**Given instruction:**
Check every line of the data below for the string "center", and copy the ones that hold it.

**Material supplied:**
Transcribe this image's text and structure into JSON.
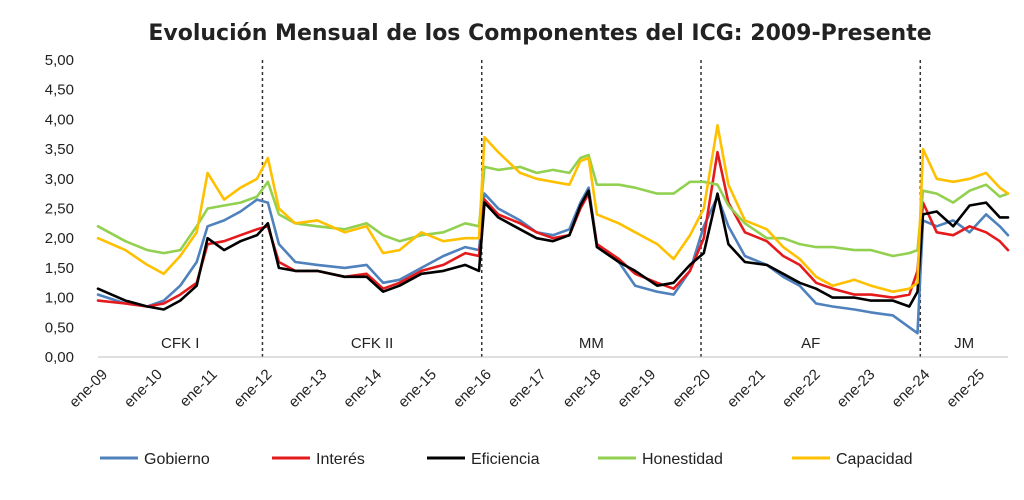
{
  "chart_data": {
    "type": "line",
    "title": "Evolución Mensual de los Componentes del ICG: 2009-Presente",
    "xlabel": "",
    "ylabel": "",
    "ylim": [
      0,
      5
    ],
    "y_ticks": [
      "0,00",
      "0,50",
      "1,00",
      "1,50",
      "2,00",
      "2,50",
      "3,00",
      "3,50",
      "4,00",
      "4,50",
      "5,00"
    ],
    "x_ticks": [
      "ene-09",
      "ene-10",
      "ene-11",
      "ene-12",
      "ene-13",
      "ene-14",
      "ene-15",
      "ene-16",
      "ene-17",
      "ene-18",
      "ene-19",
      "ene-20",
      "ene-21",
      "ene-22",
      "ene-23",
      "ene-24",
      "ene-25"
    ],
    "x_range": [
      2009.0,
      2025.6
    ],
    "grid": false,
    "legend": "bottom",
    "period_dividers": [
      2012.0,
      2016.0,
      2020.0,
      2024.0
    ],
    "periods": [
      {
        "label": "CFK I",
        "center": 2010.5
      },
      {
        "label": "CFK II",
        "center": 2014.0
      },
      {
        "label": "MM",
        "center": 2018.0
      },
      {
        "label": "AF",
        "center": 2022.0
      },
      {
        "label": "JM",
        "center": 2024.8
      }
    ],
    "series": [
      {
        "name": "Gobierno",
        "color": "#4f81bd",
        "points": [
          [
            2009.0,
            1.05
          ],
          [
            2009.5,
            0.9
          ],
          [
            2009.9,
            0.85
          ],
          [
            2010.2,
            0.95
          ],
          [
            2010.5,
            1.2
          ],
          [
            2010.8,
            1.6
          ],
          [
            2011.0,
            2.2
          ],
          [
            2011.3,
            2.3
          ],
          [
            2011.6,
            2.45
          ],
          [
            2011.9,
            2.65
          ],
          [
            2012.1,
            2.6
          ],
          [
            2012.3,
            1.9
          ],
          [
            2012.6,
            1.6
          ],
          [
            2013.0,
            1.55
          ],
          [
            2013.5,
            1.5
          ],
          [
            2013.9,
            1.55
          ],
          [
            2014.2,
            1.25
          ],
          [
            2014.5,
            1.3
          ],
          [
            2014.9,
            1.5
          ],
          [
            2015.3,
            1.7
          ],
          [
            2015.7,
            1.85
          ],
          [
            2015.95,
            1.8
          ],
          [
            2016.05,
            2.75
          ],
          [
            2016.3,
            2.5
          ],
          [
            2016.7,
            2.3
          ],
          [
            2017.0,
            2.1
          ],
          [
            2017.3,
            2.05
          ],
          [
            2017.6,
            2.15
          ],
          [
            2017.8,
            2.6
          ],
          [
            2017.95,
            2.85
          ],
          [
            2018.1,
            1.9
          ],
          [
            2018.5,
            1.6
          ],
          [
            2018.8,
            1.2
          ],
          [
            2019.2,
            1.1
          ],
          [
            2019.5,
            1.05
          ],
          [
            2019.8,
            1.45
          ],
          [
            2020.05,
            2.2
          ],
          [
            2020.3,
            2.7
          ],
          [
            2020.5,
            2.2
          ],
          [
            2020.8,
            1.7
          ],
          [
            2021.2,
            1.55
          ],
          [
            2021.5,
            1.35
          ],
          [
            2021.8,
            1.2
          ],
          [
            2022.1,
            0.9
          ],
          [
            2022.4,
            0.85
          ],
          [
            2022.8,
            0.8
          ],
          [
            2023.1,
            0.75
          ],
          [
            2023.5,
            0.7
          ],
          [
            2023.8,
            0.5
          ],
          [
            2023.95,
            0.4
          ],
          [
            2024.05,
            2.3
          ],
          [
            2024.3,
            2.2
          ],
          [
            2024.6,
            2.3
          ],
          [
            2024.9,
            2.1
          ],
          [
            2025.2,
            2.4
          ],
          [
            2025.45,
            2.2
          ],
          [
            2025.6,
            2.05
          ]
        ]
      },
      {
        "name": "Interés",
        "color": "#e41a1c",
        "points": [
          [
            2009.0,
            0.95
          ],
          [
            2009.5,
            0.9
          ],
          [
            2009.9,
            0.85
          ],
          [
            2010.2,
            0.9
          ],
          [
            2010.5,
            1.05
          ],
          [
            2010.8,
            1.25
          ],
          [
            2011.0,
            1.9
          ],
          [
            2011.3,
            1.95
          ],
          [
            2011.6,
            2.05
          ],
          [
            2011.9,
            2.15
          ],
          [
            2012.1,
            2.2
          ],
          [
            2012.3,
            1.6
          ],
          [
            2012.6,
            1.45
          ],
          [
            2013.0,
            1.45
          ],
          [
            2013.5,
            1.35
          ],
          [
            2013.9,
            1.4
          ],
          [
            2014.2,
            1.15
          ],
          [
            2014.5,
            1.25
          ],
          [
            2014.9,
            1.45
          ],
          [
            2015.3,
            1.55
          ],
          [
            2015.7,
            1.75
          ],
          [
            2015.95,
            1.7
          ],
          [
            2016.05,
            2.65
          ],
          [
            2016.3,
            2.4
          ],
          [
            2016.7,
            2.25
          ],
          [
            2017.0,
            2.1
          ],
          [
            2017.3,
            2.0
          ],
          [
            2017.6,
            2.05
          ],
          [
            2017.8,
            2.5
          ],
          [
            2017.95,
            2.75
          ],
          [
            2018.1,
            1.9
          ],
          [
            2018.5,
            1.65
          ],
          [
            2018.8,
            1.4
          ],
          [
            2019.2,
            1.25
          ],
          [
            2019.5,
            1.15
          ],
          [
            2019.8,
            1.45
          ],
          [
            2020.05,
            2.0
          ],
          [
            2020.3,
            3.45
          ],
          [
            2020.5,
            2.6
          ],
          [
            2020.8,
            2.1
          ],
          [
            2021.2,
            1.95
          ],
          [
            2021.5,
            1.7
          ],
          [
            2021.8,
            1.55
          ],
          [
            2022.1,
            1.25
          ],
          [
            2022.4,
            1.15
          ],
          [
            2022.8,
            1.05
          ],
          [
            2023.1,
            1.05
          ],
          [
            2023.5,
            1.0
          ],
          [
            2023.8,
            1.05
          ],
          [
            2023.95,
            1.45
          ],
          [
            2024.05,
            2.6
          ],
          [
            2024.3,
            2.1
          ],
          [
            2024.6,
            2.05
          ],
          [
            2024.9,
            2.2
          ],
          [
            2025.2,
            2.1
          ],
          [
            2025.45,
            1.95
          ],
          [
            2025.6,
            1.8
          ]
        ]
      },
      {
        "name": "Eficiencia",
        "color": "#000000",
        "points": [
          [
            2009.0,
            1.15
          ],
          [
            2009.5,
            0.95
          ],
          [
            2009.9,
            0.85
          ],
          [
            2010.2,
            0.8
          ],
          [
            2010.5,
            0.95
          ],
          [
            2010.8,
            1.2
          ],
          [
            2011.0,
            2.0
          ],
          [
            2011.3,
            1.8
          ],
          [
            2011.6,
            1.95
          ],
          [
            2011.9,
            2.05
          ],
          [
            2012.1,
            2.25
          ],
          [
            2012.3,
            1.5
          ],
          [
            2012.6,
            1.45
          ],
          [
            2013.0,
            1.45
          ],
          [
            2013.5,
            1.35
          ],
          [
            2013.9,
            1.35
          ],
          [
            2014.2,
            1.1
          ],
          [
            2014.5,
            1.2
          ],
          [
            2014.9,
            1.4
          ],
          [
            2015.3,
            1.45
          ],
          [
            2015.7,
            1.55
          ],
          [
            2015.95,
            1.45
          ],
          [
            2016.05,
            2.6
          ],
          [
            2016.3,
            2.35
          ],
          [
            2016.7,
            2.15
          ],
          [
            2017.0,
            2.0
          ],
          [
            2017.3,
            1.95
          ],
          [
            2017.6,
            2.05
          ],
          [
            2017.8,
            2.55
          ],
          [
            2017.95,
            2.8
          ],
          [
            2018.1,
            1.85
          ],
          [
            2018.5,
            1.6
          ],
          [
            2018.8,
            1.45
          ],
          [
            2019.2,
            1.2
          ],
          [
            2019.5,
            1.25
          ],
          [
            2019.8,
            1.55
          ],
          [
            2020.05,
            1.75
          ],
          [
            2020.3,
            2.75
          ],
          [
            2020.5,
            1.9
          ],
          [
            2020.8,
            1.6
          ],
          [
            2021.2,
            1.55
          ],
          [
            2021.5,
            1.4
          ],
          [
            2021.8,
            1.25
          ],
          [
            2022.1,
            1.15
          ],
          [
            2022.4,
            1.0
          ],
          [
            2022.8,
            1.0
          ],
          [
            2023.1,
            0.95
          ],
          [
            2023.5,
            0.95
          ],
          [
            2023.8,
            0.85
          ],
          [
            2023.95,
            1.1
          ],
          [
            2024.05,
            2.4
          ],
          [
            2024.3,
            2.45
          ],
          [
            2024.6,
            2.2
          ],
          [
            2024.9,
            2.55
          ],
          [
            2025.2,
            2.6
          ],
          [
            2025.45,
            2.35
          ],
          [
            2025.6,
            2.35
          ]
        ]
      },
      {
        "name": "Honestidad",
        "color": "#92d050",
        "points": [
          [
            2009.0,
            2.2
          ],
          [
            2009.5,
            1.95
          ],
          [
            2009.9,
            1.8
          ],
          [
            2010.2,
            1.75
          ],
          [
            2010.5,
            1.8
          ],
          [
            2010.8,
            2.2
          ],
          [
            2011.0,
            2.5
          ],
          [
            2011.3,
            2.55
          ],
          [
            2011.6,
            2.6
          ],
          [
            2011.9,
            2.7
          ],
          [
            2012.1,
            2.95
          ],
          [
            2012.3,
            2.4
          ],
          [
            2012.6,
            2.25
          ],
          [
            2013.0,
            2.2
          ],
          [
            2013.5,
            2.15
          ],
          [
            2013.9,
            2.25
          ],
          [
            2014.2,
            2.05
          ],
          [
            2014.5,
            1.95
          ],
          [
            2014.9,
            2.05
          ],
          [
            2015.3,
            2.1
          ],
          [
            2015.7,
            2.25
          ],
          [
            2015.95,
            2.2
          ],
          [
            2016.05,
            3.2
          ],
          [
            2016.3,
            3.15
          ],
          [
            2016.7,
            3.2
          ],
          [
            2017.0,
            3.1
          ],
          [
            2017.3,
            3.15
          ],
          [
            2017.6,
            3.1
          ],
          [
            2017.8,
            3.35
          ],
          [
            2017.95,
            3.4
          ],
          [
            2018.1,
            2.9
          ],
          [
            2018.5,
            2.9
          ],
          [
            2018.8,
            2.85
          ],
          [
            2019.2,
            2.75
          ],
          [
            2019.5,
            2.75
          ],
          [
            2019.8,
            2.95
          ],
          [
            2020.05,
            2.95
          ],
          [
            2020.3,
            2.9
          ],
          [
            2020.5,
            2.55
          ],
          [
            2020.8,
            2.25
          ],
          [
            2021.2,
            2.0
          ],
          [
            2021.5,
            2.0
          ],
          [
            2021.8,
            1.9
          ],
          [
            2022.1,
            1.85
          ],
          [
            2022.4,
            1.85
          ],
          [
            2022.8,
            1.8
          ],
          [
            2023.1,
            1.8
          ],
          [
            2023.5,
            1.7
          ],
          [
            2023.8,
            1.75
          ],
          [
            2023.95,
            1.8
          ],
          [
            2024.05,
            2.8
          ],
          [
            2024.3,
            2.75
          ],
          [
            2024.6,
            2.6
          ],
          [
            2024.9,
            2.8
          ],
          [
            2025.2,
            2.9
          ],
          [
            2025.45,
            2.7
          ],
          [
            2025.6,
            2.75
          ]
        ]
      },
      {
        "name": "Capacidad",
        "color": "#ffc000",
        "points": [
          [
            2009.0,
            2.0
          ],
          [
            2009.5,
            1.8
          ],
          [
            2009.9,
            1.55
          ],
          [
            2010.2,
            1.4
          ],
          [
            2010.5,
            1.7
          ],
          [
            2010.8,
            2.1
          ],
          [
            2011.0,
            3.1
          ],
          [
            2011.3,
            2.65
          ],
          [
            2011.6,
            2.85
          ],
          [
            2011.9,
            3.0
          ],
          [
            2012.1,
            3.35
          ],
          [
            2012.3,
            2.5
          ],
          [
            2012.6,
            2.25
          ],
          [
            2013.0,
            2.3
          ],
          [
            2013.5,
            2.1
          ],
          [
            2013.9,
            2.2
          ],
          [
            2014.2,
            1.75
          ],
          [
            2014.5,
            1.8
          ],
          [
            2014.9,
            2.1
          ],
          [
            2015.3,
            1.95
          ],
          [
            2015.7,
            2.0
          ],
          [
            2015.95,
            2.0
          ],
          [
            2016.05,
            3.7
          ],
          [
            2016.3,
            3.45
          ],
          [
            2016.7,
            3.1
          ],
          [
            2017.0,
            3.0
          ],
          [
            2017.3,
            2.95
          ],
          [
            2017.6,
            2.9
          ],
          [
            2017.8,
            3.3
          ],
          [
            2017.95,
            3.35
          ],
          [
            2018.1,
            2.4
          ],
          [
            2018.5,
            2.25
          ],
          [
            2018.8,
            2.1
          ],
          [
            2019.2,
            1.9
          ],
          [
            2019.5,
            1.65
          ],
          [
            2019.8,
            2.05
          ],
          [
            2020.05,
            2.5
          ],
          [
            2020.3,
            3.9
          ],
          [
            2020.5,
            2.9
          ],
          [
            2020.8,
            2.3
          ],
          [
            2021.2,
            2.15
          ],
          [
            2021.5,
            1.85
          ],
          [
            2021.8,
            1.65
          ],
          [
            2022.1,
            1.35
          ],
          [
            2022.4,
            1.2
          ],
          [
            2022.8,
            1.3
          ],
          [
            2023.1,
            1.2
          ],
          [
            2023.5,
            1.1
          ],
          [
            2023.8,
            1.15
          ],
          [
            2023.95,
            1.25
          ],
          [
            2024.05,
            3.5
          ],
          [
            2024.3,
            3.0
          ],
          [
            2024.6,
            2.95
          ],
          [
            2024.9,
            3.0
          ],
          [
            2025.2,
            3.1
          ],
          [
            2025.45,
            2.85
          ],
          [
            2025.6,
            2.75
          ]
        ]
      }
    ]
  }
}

**Completed task:**
        "center": 2010.5
        "center": 2014.0
        "center": 2018.0
        "center": 2022.0
        "center": 2024.8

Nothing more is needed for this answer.